__Given records__:
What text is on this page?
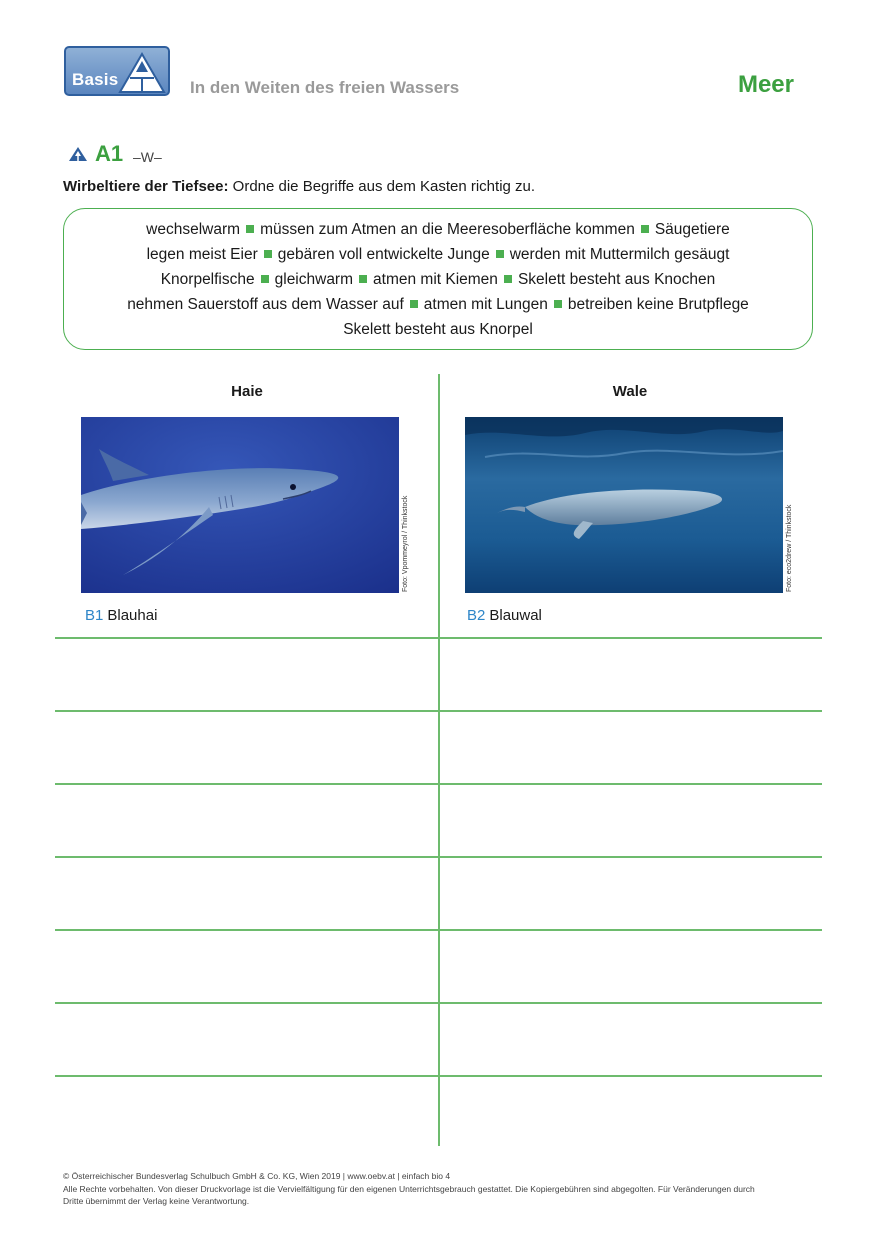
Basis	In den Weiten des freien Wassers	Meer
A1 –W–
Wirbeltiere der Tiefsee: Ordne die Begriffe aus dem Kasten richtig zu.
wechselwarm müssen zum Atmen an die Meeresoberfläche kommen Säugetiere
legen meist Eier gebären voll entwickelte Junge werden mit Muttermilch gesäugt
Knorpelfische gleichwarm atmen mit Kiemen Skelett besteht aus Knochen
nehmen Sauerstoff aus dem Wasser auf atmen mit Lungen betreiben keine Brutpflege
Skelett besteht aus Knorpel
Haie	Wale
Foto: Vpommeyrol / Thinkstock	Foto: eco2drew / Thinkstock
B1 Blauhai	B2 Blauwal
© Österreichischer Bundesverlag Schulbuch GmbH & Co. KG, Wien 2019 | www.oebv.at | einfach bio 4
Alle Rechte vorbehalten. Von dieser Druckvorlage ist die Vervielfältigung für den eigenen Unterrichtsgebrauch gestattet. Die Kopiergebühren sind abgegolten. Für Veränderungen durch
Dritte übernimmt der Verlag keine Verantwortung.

==

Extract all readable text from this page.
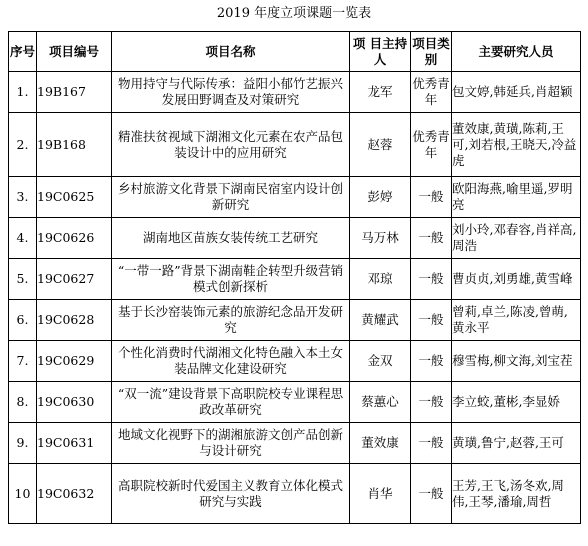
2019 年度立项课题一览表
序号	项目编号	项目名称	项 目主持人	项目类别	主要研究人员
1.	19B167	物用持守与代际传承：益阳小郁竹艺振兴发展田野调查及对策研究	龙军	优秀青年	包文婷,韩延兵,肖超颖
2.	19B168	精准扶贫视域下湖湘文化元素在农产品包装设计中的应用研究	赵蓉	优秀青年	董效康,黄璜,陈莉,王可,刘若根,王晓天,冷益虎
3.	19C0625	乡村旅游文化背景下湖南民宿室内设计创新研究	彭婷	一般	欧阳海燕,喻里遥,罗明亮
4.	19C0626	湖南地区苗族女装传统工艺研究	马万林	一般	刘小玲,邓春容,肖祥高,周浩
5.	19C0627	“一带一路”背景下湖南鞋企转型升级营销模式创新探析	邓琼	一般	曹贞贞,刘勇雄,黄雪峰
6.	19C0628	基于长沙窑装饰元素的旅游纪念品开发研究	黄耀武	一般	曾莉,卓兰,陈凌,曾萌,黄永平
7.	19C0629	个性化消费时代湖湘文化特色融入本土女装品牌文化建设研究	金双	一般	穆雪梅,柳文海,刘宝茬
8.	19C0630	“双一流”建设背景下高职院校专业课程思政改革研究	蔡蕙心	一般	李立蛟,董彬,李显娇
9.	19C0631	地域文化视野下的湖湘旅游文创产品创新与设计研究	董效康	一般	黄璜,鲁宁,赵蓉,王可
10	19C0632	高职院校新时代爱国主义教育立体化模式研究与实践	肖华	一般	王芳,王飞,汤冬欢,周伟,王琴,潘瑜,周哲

==

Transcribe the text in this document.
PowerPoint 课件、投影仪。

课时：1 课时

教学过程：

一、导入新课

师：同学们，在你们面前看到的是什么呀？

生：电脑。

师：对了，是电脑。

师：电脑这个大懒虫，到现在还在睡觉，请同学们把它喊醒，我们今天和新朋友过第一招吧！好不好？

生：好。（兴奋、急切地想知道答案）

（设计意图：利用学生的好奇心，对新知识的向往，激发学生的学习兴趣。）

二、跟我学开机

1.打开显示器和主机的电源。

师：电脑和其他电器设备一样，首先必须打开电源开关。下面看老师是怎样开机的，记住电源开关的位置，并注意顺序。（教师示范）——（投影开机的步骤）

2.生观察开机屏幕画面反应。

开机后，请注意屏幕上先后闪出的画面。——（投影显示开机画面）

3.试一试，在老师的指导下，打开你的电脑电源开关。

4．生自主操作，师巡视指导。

__Short task__: Going through the entries above, tally each line that has the word "besteht". Answer with the number only.

__Solution to the problem__: 2